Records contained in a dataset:

• • • • • • •

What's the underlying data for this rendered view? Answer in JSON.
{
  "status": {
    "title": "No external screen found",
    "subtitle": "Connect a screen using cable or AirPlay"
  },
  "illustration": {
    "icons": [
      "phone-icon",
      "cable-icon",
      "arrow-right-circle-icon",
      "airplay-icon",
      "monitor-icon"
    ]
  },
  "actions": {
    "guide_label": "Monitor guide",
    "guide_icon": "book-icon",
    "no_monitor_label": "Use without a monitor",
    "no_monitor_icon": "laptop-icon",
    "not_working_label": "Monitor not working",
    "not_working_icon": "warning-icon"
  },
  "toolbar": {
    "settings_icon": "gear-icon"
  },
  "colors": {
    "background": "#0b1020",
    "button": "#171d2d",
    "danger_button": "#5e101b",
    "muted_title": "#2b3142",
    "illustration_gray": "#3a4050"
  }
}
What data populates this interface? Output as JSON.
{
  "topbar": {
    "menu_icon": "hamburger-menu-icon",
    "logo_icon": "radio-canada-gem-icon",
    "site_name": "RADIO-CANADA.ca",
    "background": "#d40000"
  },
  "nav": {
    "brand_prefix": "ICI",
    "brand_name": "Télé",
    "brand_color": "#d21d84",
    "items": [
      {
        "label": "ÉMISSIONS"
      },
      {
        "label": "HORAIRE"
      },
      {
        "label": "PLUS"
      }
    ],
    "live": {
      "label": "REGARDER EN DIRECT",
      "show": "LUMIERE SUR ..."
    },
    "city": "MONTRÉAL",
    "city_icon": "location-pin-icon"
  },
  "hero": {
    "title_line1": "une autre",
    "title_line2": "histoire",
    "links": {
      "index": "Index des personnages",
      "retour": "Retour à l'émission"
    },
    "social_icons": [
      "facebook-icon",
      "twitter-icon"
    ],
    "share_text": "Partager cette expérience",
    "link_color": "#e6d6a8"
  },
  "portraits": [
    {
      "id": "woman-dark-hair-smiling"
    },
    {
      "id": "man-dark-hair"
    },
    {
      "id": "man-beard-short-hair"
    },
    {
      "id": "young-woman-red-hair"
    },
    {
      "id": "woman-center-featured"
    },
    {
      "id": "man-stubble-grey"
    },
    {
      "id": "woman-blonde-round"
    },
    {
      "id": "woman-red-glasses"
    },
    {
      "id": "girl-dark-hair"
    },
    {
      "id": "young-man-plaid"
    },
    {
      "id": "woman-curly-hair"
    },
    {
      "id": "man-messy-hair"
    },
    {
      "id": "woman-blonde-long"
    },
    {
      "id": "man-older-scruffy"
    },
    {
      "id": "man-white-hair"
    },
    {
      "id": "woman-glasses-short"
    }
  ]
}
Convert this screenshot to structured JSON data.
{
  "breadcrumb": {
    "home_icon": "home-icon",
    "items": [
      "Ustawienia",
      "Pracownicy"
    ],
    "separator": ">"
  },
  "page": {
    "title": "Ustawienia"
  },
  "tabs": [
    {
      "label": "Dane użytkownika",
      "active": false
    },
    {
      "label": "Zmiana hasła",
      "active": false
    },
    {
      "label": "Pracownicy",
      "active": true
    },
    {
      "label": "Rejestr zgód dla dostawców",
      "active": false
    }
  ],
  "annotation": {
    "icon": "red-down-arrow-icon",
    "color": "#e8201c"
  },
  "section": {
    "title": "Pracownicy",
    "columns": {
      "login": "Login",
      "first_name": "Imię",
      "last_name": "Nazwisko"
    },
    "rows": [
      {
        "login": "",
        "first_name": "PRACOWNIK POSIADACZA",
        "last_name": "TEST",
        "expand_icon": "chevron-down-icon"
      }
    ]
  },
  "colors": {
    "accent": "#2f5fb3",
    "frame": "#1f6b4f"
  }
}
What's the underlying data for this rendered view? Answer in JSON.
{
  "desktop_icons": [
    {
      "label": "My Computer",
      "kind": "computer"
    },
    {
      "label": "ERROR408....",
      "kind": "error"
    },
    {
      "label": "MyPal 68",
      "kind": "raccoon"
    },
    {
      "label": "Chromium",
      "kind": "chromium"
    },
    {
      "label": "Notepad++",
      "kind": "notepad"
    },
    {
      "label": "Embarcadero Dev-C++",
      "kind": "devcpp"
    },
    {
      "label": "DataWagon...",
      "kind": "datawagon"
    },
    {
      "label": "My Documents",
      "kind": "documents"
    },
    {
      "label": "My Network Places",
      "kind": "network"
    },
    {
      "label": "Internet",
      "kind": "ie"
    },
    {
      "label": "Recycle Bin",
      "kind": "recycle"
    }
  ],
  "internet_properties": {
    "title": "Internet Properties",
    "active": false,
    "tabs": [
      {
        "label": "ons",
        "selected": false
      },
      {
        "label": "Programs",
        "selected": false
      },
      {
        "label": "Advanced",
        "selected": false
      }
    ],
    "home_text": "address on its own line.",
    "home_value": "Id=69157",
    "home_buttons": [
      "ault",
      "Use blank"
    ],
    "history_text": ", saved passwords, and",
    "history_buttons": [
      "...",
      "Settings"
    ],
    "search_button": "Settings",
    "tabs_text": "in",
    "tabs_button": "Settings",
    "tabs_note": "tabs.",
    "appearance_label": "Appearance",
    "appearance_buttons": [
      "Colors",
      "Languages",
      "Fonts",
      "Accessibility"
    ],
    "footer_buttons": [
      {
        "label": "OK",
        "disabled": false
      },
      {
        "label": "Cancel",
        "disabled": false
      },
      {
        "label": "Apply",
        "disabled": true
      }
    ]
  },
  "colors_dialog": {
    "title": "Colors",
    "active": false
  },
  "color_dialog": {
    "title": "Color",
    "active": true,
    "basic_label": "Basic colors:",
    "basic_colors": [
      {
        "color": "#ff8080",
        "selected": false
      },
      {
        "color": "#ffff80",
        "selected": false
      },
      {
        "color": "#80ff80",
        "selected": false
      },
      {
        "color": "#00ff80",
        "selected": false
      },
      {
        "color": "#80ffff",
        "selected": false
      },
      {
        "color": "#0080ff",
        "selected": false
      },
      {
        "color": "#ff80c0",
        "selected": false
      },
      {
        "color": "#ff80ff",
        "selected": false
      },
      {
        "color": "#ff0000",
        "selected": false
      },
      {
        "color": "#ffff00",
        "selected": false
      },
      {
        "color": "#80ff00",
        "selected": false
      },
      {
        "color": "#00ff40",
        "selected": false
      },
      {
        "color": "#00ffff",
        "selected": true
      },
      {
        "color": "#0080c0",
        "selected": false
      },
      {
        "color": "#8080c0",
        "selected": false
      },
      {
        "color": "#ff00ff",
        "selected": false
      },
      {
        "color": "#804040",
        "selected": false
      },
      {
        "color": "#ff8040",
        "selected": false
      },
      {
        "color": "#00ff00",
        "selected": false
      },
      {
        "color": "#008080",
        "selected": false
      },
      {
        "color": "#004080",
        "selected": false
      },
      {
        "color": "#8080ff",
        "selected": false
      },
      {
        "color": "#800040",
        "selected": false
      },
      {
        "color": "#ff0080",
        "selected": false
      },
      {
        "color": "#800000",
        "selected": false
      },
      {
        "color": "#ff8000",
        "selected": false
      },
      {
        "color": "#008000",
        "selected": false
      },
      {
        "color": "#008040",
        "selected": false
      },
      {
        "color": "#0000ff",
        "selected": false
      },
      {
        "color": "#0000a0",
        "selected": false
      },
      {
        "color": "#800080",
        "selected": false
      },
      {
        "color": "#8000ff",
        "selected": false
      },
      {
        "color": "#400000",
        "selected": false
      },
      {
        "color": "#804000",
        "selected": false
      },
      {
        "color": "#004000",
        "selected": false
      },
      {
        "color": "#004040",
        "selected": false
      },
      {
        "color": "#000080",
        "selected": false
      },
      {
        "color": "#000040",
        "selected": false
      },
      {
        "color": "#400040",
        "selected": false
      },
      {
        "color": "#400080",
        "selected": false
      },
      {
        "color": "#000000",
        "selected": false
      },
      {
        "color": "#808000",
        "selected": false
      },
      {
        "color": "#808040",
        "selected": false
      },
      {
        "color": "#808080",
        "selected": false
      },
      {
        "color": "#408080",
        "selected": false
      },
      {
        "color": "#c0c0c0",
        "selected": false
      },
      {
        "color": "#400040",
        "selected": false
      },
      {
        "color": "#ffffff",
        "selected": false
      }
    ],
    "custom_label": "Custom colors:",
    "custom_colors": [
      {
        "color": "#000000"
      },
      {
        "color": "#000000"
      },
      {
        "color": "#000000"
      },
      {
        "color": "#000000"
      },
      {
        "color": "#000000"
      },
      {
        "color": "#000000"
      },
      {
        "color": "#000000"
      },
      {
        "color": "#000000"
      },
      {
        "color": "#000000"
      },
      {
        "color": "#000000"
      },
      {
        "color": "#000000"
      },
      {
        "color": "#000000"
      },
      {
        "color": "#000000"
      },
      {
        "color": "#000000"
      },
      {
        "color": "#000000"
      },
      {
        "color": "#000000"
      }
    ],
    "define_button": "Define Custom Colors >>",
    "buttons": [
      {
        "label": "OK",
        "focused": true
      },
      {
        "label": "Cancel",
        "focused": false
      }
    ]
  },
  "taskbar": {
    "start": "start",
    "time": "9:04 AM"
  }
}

• • • • • • •

■ Requirement:
Find "active". Copy every line it occurs in.

■ Answer to the exercise:
      "active": false
      "active": false
      "active": true
      "active": false
    "active": false,
    "active": false
    "active": true,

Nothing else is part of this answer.